__Exercise task__
Please reproduce the records word for word, starting with the line containing "For every button, label, input, icon, or" and ending with the line containing "page-number: 10 xyxy=(58,55,106,96)", both included.

__Available data__
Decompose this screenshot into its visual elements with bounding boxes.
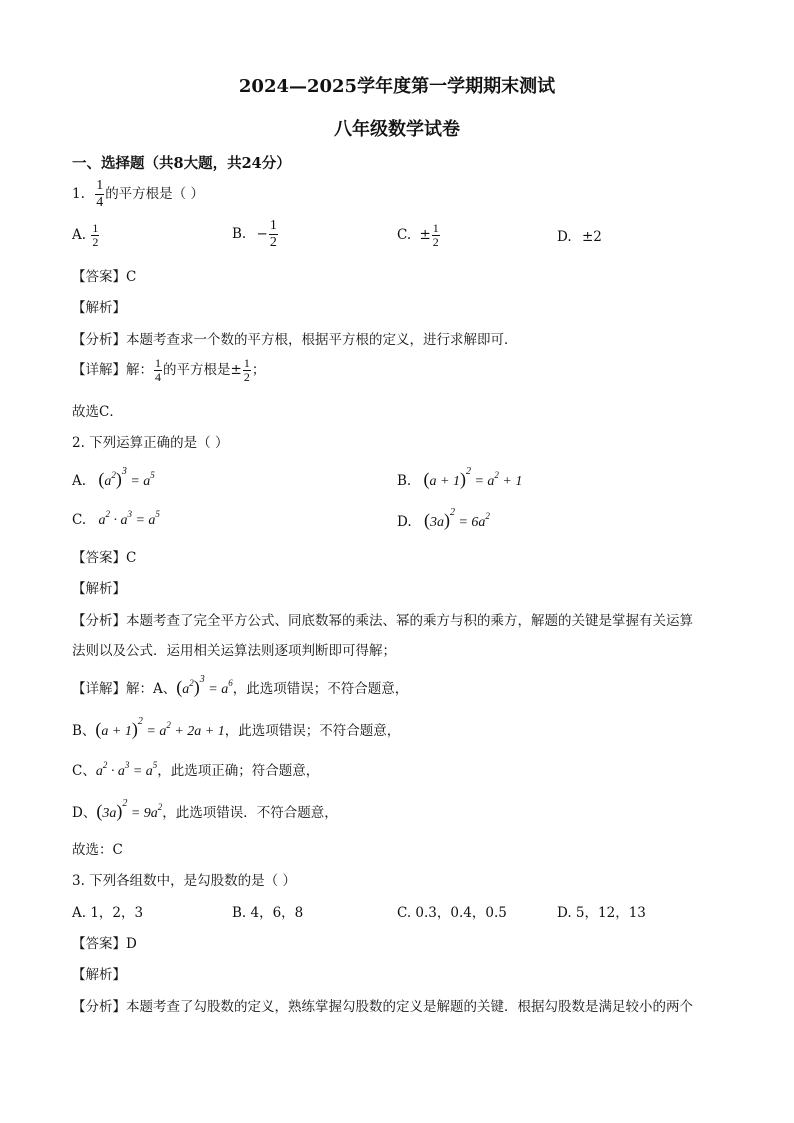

* * *

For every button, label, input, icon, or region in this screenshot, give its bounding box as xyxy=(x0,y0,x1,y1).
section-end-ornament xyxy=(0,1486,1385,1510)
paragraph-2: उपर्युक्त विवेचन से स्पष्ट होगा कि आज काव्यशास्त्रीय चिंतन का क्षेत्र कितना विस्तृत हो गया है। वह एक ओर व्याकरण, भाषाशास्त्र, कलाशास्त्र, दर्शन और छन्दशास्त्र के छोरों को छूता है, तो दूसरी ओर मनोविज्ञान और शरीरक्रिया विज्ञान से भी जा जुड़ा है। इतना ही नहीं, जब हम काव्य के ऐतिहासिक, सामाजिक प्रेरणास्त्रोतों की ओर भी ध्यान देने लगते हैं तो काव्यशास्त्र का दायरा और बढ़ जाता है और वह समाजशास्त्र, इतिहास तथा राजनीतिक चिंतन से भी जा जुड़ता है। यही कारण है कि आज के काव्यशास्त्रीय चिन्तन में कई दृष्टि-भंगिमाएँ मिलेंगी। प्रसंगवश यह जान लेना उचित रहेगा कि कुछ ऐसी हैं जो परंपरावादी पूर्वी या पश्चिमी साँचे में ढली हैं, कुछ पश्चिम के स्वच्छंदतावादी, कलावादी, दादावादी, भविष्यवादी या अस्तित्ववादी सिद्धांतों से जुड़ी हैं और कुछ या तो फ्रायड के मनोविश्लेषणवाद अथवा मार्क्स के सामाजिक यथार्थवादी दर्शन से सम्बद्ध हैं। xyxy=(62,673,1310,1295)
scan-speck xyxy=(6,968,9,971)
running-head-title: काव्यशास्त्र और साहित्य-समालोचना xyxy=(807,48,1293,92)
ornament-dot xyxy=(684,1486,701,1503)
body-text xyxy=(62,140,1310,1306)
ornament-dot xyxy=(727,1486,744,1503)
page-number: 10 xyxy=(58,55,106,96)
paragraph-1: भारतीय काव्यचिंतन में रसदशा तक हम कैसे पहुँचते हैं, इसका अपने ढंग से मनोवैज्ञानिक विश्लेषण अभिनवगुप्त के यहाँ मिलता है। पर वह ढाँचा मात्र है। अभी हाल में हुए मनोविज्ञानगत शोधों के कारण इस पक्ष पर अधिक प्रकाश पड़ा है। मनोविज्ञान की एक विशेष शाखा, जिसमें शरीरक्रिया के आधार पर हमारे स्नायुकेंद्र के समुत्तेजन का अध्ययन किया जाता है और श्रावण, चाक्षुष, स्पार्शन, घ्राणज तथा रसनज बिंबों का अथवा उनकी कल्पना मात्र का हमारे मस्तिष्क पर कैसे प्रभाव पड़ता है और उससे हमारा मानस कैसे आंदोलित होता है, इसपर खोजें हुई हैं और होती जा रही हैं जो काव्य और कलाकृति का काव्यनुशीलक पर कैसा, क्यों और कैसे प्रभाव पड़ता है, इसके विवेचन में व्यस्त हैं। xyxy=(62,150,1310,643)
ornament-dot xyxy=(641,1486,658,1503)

__Task output__
For every button, label, input, icon, or region in this screenshot, give its bounding box as xyxy=(x0,y0,x1,y1).
section-end-ornament xyxy=(0,1486,1385,1510)
paragraph-2: उपर्युक्त विवेचन से स्पष्ट होगा कि आज काव्यशास्त्रीय चिंतन का क्षेत्र कितना विस्तृत हो गया है। वह एक ओर व्याकरण, भाषाशास्त्र, कलाशास्त्र, दर्शन और छन्दशास्त्र के छोरों को छूता है, तो दूसरी ओर मनोविज्ञान और शरीरक्रिया विज्ञान से भी जा जुड़ा है। इतना ही नहीं, जब हम काव्य के ऐतिहासिक, सामाजिक प्रेरणास्त्रोतों की ओर भी ध्यान देने लगते हैं तो काव्यशास्त्र का दायरा और बढ़ जाता है और वह समाजशास्त्र, इतिहास तथा राजनीतिक चिंतन से भी जा जुड़ता है। यही कारण है कि आज के काव्यशास्त्रीय चिन्तन में कई दृष्टि-भंगिमाएँ मिलेंगी। प्रसंगवश यह जान लेना उचित रहेगा कि कुछ ऐसी हैं जो परंपरावादी पूर्वी या पश्चिमी साँचे में ढली हैं, कुछ पश्चिम के स्वच्छंदतावादी, कलावादी, दादावादी, भविष्यवादी या अस्तित्ववादी सिद्धांतों से जुड़ी हैं और कुछ या तो फ्रायड के मनोविश्लेषणवाद अथवा मार्क्स के सामाजिक यथार्थवादी दर्शन से सम्बद्ध हैं। xyxy=(62,673,1310,1295)
scan-speck xyxy=(6,968,9,971)
running-head-title: काव्यशास्त्र और साहित्य-समालोचना xyxy=(807,48,1293,92)
ornament-dot xyxy=(684,1486,701,1503)
body-text xyxy=(62,140,1310,1306)
ornament-dot xyxy=(727,1486,744,1503)
page-number: 10 xyxy=(58,55,106,96)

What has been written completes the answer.